ABOUT THIS TASK: Produce an exact copy of all the data below, dropping every image.

LISTED ENTRIES:
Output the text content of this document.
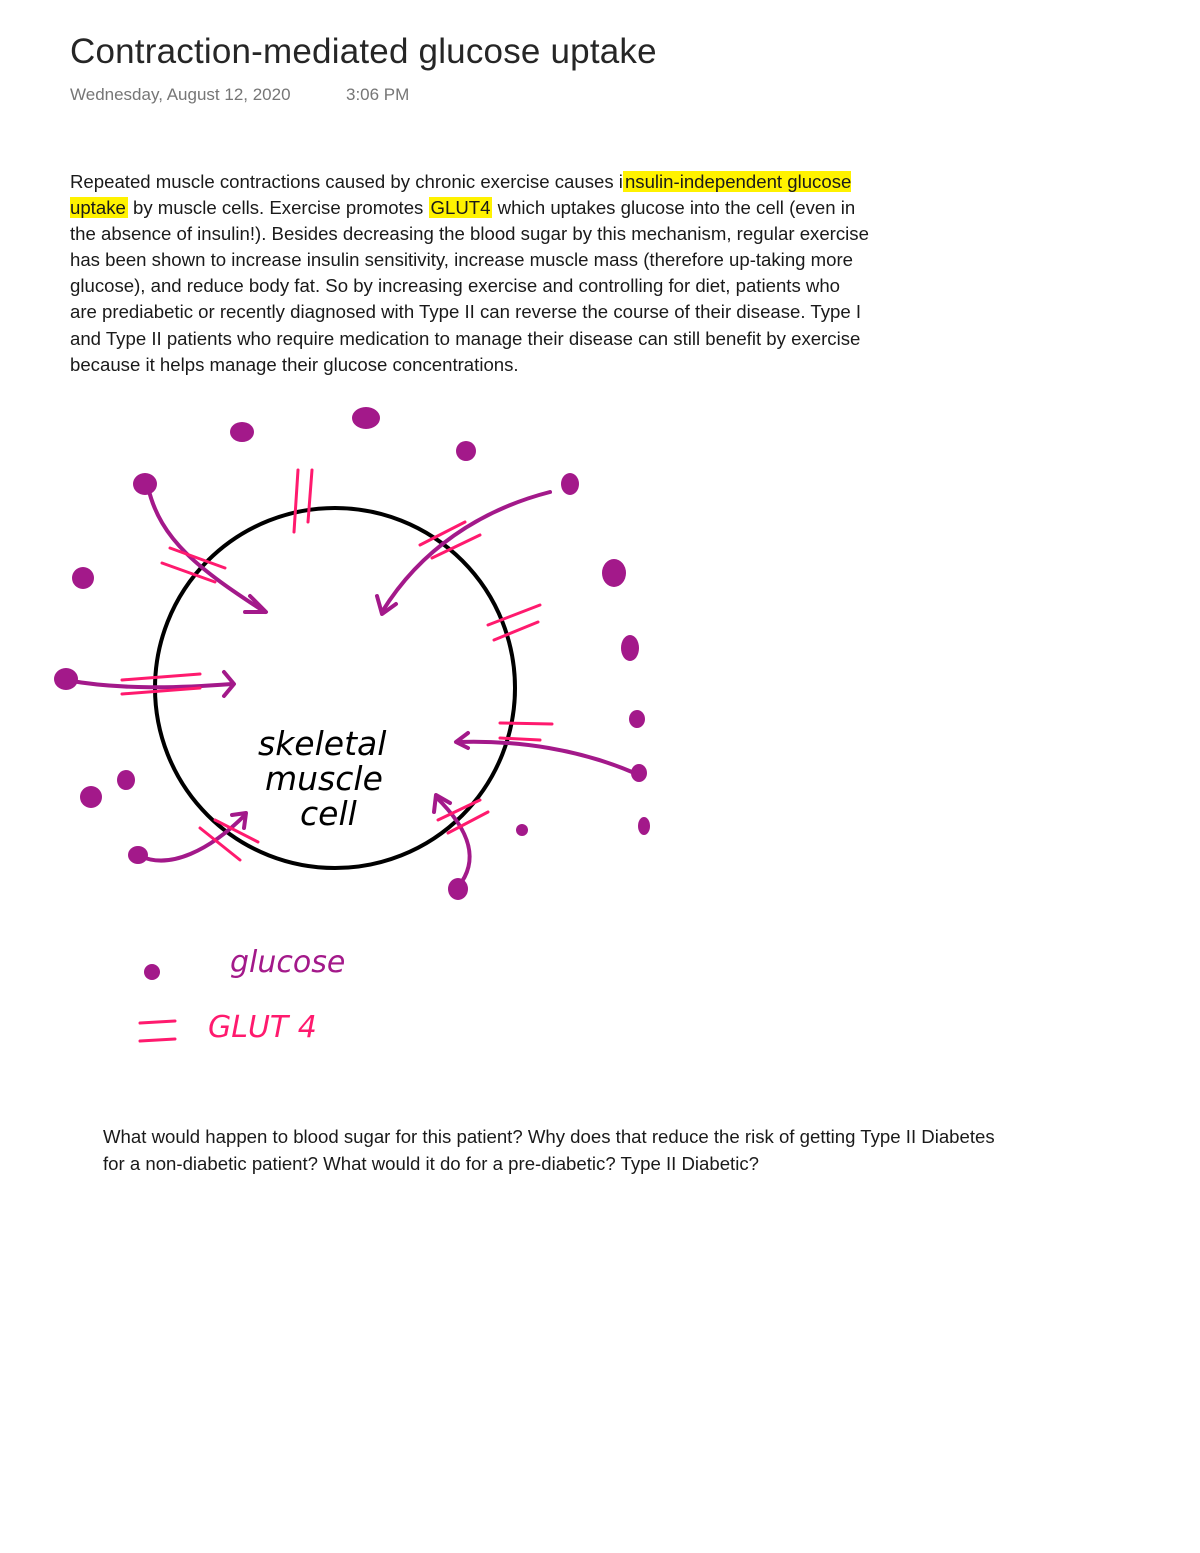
Contraction-mediated glucose uptake
Wednesday, August 12, 2020	3:06 PM

Repeated muscle contractions caused by chronic exercise causes i nsulin-independent glucose uptake by muscle cells. Exercise promotes GLUT4 which uptakes glucose into the cell (even in the absence of insulin!). Besides decreasing the blood sugar by this mechanism, regular exercise has been shown to increase insulin sensitivity, increase muscle mass (therefore up-taking more glucose), and reduce body fat. So by increasing exercise and controlling for diet, patients who are prediabetic or recently diagnosed with Type II can reverse the course of their disease. Type I and Type II patients who require medication to manage their disease can still benefit by exercise because it helps manage their glucose concentrations.

skeletal
muscle
cell
glucose
GLUT 4

What would happen to blood sugar for this patient? Why does that reduce the risk of getting Type II Diabetes for a non-diabetic patient? What would it do for a pre-diabetic? Type II Diabetic?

ANSWER BELOW:
Output the text content of this document.
Contraction-mediated glucose uptake
Wednesday, August 12, 2020	3:06 PM

Repeated muscle contractions caused by chronic exercise causes i nsulin-independent glucose uptake by muscle cells. Exercise promotes GLUT4 which uptakes glucose into the cell (even in the absence of insulin!). Besides decreasing the blood sugar by this mechanism, regular exercise has been shown to increase insulin sensitivity, increase muscle mass (therefore up-taking more glucose), and reduce body fat. So by increasing exercise and controlling for diet, patients who are prediabetic or recently diagnosed with Type II can reverse the course of their disease. Type I and Type II patients who require medication to manage their disease can still benefit by exercise because it helps manage their glucose concentrations.

skeletal
muscle
cell
glucose
GLUT 4

What would happen to blood sugar for this patient? Why does that reduce the risk of getting Type II Diabetes for a non-diabetic patient? What would it do for a pre-diabetic? Type II Diabetic?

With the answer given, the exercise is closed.